# [Problem to solve]
Count how many lines hold the string "shield". Give that number alone.

- - - -

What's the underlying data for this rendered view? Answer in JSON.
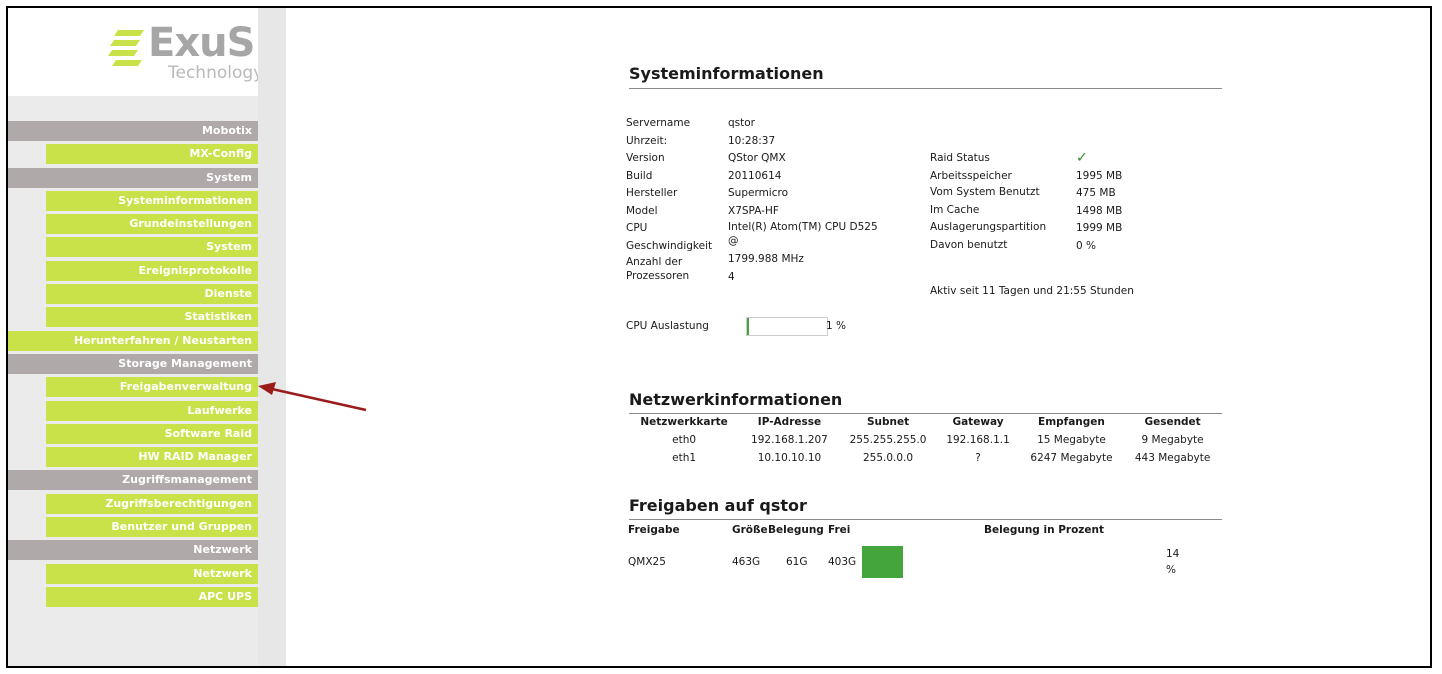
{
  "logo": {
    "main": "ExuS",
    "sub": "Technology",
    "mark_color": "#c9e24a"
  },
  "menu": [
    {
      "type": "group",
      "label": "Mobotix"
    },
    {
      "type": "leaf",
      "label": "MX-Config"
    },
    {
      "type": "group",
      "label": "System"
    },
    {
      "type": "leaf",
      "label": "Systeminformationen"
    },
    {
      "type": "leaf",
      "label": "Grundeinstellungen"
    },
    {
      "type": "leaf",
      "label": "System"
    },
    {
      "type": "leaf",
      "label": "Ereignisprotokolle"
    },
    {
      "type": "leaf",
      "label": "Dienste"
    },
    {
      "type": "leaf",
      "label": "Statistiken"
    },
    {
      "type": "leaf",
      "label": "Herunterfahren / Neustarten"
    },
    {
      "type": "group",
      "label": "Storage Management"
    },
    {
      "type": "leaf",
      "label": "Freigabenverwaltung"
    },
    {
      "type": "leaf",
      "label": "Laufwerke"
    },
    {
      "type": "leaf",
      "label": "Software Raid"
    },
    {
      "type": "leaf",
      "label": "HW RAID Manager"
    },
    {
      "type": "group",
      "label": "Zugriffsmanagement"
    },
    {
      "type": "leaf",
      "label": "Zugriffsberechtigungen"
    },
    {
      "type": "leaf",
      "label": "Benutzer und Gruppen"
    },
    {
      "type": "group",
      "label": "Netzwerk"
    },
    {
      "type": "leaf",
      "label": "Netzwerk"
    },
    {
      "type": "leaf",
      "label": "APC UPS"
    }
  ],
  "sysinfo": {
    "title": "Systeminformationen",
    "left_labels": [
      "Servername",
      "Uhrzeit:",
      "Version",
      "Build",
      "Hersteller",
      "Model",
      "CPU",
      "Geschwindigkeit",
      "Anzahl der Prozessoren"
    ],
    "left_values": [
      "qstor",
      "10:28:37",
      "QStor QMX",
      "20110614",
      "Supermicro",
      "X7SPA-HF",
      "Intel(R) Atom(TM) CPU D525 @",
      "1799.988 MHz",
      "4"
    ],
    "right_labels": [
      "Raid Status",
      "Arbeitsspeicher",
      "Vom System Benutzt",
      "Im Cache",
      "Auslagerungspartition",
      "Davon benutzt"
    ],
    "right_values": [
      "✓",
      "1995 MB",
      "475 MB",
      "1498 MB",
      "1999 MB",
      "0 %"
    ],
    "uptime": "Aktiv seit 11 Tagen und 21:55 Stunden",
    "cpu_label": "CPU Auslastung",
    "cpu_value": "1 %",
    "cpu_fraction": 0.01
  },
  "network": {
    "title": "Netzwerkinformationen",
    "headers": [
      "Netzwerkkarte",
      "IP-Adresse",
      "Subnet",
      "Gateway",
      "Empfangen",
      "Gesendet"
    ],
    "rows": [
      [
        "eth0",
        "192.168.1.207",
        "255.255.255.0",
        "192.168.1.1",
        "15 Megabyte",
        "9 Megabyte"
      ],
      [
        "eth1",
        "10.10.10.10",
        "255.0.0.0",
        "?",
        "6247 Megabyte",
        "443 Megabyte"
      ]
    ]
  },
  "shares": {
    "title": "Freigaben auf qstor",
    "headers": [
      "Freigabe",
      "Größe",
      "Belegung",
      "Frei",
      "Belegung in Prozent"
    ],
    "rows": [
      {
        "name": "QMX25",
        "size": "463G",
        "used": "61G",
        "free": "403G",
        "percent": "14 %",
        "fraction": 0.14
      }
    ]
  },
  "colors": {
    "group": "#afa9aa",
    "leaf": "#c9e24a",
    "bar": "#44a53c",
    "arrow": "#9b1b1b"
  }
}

- - - -

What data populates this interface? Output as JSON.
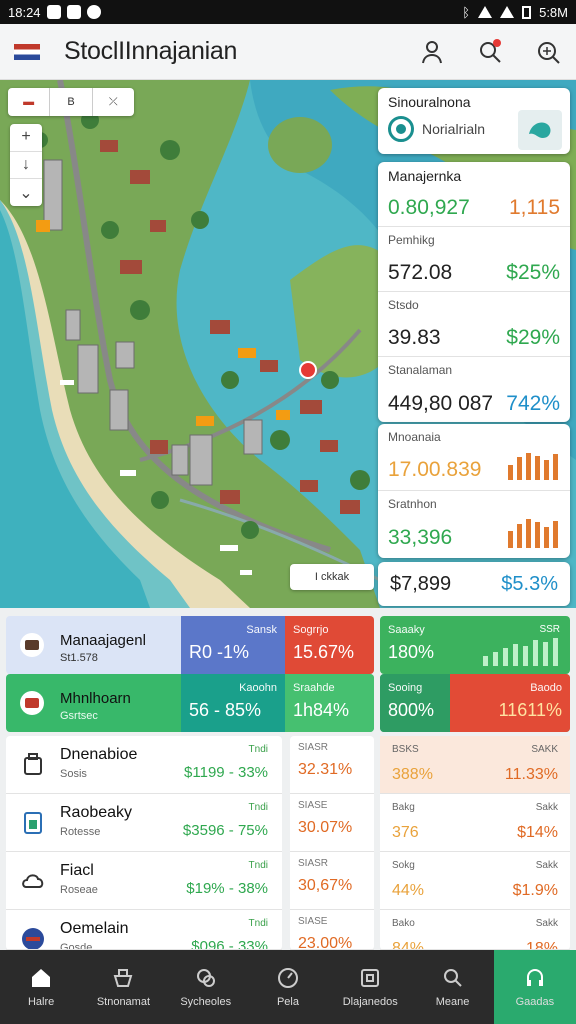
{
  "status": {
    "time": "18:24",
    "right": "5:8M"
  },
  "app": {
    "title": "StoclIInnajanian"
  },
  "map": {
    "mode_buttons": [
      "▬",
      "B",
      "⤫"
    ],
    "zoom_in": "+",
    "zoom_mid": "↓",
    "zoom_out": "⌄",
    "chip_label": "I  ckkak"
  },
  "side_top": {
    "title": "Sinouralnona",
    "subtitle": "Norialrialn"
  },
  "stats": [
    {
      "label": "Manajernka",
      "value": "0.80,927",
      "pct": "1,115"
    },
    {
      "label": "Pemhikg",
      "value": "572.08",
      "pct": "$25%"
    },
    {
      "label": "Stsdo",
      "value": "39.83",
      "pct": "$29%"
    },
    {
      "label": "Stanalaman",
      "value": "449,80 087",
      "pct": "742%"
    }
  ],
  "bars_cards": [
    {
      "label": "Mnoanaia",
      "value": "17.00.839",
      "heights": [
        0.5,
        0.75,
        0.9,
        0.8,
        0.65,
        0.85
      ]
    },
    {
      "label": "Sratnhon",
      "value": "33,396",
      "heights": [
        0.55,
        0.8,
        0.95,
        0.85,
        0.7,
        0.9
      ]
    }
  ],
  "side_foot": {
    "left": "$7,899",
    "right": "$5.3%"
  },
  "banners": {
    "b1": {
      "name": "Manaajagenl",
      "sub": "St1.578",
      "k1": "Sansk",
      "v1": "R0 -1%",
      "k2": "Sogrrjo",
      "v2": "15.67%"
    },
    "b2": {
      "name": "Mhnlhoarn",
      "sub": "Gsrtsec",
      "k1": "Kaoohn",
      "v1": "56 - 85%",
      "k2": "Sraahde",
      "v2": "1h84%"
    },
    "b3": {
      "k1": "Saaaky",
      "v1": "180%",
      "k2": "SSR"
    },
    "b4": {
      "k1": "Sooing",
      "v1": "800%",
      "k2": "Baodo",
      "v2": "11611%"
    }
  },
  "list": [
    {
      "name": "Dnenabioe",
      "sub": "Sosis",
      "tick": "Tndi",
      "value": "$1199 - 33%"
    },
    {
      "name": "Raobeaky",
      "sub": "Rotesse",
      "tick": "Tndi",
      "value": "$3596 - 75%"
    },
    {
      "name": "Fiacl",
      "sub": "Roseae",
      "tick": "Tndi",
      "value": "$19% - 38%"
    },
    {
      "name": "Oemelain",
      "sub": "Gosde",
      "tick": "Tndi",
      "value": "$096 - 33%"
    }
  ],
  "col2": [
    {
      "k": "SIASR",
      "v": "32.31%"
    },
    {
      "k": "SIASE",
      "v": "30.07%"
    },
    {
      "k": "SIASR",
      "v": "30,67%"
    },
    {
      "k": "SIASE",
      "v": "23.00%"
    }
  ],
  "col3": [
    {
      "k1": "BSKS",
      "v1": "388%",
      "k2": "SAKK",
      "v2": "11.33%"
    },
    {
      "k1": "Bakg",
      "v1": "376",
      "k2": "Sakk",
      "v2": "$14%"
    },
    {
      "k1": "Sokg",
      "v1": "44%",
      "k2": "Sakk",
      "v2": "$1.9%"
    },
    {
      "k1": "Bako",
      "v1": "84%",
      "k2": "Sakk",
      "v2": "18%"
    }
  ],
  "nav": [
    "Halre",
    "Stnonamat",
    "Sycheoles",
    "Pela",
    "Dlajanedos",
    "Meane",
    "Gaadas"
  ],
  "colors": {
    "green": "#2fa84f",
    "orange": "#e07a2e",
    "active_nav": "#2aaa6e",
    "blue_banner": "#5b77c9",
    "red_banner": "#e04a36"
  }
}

- - - -

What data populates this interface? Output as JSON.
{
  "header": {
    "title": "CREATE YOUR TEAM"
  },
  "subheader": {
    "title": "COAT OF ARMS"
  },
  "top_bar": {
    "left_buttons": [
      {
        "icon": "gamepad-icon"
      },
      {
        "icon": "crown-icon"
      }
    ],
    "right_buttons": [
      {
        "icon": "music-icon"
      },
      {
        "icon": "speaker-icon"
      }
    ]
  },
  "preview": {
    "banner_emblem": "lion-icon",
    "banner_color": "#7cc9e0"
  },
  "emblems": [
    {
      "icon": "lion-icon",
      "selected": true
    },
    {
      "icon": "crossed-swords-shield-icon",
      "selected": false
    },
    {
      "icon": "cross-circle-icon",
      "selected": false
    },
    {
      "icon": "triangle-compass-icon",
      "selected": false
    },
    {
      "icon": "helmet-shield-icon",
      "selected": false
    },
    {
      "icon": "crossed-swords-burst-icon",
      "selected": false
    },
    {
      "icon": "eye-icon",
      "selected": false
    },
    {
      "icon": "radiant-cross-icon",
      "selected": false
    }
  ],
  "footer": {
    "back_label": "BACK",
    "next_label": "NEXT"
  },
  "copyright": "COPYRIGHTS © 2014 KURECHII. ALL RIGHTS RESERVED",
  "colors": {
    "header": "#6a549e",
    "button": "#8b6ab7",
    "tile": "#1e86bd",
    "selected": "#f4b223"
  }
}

- - - -

# [Full solution]
2